**Required task 1**
In the entries below, repeat word for word the stretch of lines from the one containing "- panel: results" through the one containing "- logo: MSHSAA 100 years: 1926: [16, 71, 32, 80]", including both of those lines.
+===+
The same pattern has continued through history. Sin will be punished. Blood will be avenged. That is a guarantee. It might be America's time now. It's hard to know in the moment. But we certainly have it coming.

This is why Jesus never got involved in politics. He had a much bigger mission in his time on Earth. The last thing he told his disciples was to preach the Gospel to every nation, not found one of their own.
Then Jesus came to them and said, "All authority in heaven and on earth has been given to me. Therefore go and make disciples of all nations, baptizing them in the name of the Father and of the Son and of the Holy Spirit, and teaching them to obey everything I have commanded you. And surely I am with you always, to the very end of age." 
-- Matthew 28:18-20
A nation is ultimately just a big group of extremely flawed human beings. No nation is perfect because no human is perfect. Putting your faith in any of them will only send you down the wrong path.

Fighting for a righteous cause doesn't necessarily mean that you are righteous. You still have to answer for all the evil things you have done in your life. Which leads us to the most important question of them all. Do you really want to be judged for your actions? Or do you want someone else to stand in your place?

Sunday, August 16, 2020

Isaiah 23

The world that Isaiah lived in wasn't that different from our own. His homeland of Judah was part of an integrated international economy that stretched across thousands of miles. There was a lot more going on in 700 BC than peasants herding sheep and exchanging metal trinkets. 

Jerusalem was a hundred miles down the road from the financial capital of the ancient world. Tyre, a fabulously wealthy port city in modern-day Lebanon, was the New York City of its day:
Be silent, you people of the island and you merchants of Sidon, whom the seafarers have enriched.
+===+
**Required task 2**
Copy the stretch of the passage above from "Fighting for a" through "exchanging metal trinkets.", with no changes.

**Extracted entries**
+===+
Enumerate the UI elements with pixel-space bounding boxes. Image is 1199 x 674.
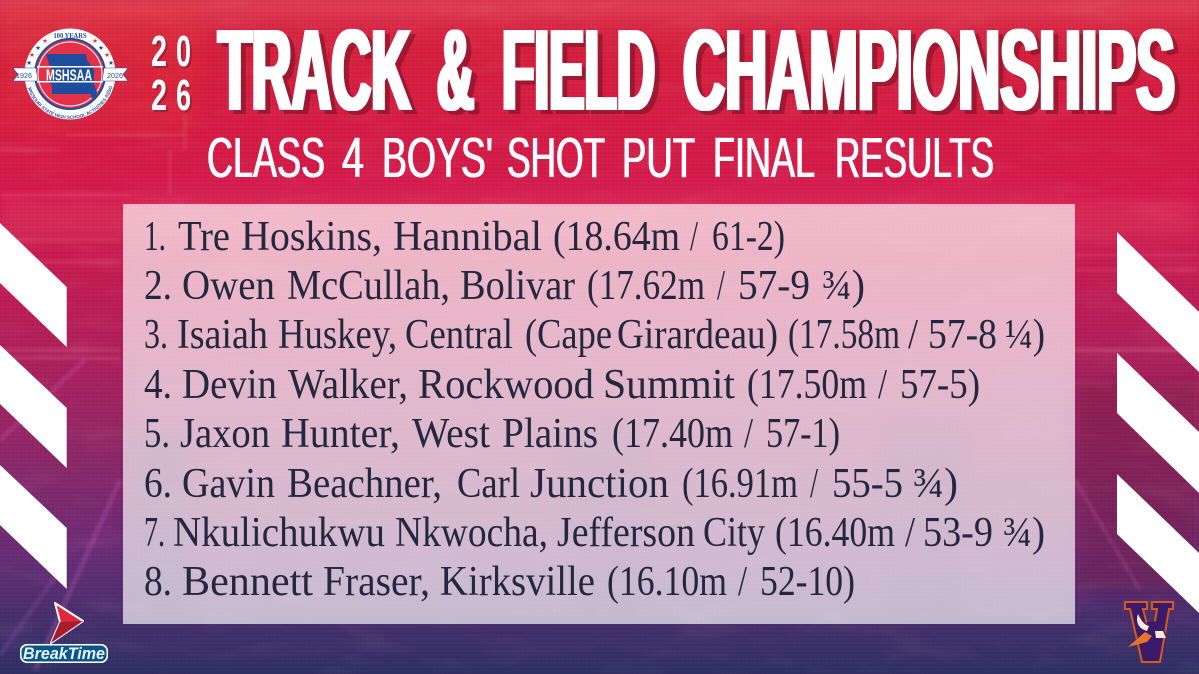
- panel: results list backdrop: [123, 204, 1075, 624]
- logo: BreakTime: [20, 603, 108, 663]
- result 3: 57-8: [928, 312, 997, 358]
- result 5: 57-1): [766, 411, 840, 457]
- result 6: 55-5: [832, 461, 903, 507]
- result 7: Nkwocha,: [395, 510, 548, 556]
- result 7: Jefferson: [557, 510, 695, 556]
- logo: MSHSAA 100 years: 1926: [16, 71, 32, 80]
- result 4: Walker,: [288, 362, 408, 408]
- result 5: Hunter,: [281, 411, 400, 457]
- result 5: [144, 411, 840, 457]
- result 3: [144, 312, 1045, 358]
- result 4: 4.: [144, 362, 172, 408]
- subtitle: BOYS': [382, 126, 493, 190]
- result 2: (17.62m: [587, 263, 705, 309]
- result 7: City: [703, 510, 765, 556]
- result 5: /: [744, 411, 753, 457]
- result 1: Hoskins,: [241, 214, 382, 260]
- result 6: Junction: [530, 461, 669, 507]
- result 8: Kirksville: [440, 559, 595, 605]
- subtitle: 4: [342, 126, 364, 190]
- result 3: Isaiah: [177, 312, 268, 358]
- result 8: Bennett: [182, 559, 313, 605]
- result 4: Rockwood: [418, 362, 594, 408]
- year: 2026 stacked: 2: [151, 27, 167, 76]
- logo: MSHSAA 100 years: MSHSAA: [46, 68, 92, 84]
- result 2: /: [717, 263, 725, 309]
- result 3: (Cape: [525, 312, 612, 358]
- result 7: [144, 510, 1045, 556]
- result 8: 52-10): [760, 559, 855, 605]
- result 6: /: [810, 461, 818, 507]
- logo: BreakTime: BreakTime: [23, 644, 105, 663]
- logo: MSHSAA 100 years: ★: [104, 51, 110, 59]
- result 4: Summit: [603, 362, 735, 408]
- year: 2026 stacked: 0: [176, 27, 191, 76]
- logo: MSHSAA 100 years: 100 YEARS: [54, 31, 86, 40]
- result 3: 3.: [144, 312, 168, 358]
- result 6: 6.: [144, 461, 172, 507]
- result 1: /: [690, 214, 698, 260]
- logo: MSHSAA 100 years: ★: [42, 37, 48, 45]
- logo: MSHSAA 100 years: ★: [26, 59, 32, 67]
- result 2: Owen: [182, 263, 275, 309]
- title: &: [437, 5, 474, 135]
- logo: MSHSAA 100 years: ★: [108, 59, 114, 67]
- result 1: (18.64m: [553, 214, 680, 260]
- result 6: [144, 461, 958, 507]
- result 4: (17.50m: [747, 362, 867, 408]
- result 3: Central: [405, 312, 513, 358]
- result 5: (17.40m: [612, 411, 733, 457]
- result 5: Jaxon: [180, 411, 270, 457]
- result 6: Gavin: [182, 461, 275, 507]
- result 3: /: [908, 312, 918, 358]
- year: 2026 stacked: [151, 27, 191, 120]
- result 1: 1.: [144, 214, 166, 260]
- result 6: ¾): [913, 461, 958, 507]
- result 1: [144, 214, 785, 260]
- year: 2026 stacked: 2: [151, 71, 167, 120]
- result 7: 53-9: [923, 510, 993, 556]
- result 2: 57-9: [738, 263, 810, 309]
- result 8: 8.: [144, 559, 172, 605]
- result 3: ¼): [1005, 312, 1045, 358]
- logo: MSHSAA 100 years: ★: [29, 51, 35, 59]
- stripes: left chevrons: [0, 223, 67, 589]
- result 2: 2.: [144, 263, 172, 309]
- results list: [144, 214, 1045, 605]
- subtitle: SHOT: [507, 126, 605, 190]
- result 2: [144, 263, 865, 309]
- result 5: Plains: [502, 411, 598, 457]
- subtitle: PUT: [622, 126, 695, 190]
- result 1: Tre: [178, 214, 230, 260]
- result 7: ¾): [1003, 510, 1045, 556]
- logo: MSHSAA 100 years: ★: [35, 44, 41, 52]
- subtitle: CLASS: [207, 126, 325, 190]
- subtitle: [207, 126, 994, 190]
- result 6: (16.91m: [682, 461, 798, 507]
- result 8: /: [738, 559, 747, 605]
- subtitle: FINAL: [713, 126, 815, 190]
- result 4: [144, 362, 980, 408]
- result 3: Girardeau): [617, 312, 778, 358]
- result 6: Beachner,: [287, 461, 442, 507]
- result 3: Huskey,: [278, 312, 397, 358]
- result 3: (17.58m: [788, 312, 900, 358]
- result 4: Devin: [182, 362, 277, 408]
- result 7: (16.40m: [775, 510, 895, 556]
- result 4: 57-5): [900, 362, 980, 408]
- result 7: Nkulichukwu: [173, 510, 385, 556]
- result 5: West: [412, 411, 490, 457]
- result 8: [144, 559, 855, 605]
- stripes: right chevrons: [1117, 232, 1199, 613]
- result 2: Bolivar: [460, 263, 575, 309]
- title: TRACK: [218, 5, 411, 135]
- logo: MSHSAA 100 years: ★: [92, 37, 98, 45]
- result 8: (16.10m: [607, 559, 727, 605]
- result 6: Carl: [457, 461, 520, 507]
- result 2: ¾): [822, 263, 865, 309]
- result 7: /: [905, 510, 915, 556]
- title: FIELD: [502, 5, 655, 135]
- result 2: McCullah,: [287, 263, 450, 309]
- result 7: 7.: [144, 510, 165, 556]
- year: 2026 stacked: 6: [176, 71, 191, 120]
- result 1: Hannibal: [393, 214, 542, 260]
- subtitle: RESULTS: [835, 126, 994, 190]
- logo: MSHSAA 100 years: ★: [98, 44, 104, 52]
- logo: Viking V: [1125, 602, 1173, 662]
- result 5: 5.: [144, 411, 170, 457]
- logo: MSHSAA 100 years: 2026: [107, 71, 123, 80]
- result 4: /: [878, 362, 887, 408]
- result 8: Fraser,: [323, 559, 430, 605]
- result 1: 61-2): [712, 214, 785, 260]
- logo: MSHSAA 100 years: [12, 28, 128, 120]
- title: [218, 5, 1175, 135]
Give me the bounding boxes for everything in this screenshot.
+===+
**Result 1**
- panel: results list backdrop: [123, 204, 1075, 624]
- logo: BreakTime: [20, 603, 108, 663]
- result 3: 57-8: [928, 312, 997, 358]
- result 5: 57-1): [766, 411, 840, 457]
- result 6: 55-5: [832, 461, 903, 507]
- result 7: Nkwocha,: [395, 510, 548, 556]
- result 7: Jefferson: [557, 510, 695, 556]
- logo: MSHSAA 100 years: 1926: [16, 71, 32, 80]

**Result 2**
Fighting for a righteous cause doesn't necessarily mean that you are righteous. You still have to answer for all the evil things you have done in your life. Which leads us to the most important question of them all. Do you really want to be judged for your actions? Or do you want someone else to stand in your place?

Sunday, August 16, 2020

Isaiah 23

The world that Isaiah lived in wasn't that different from our own. His homeland of Judah was part of an integrated international economy that stretched across thousands of miles. There was a lot more going on in 700 BC than peasants herding sheep and exchanging metal trinkets.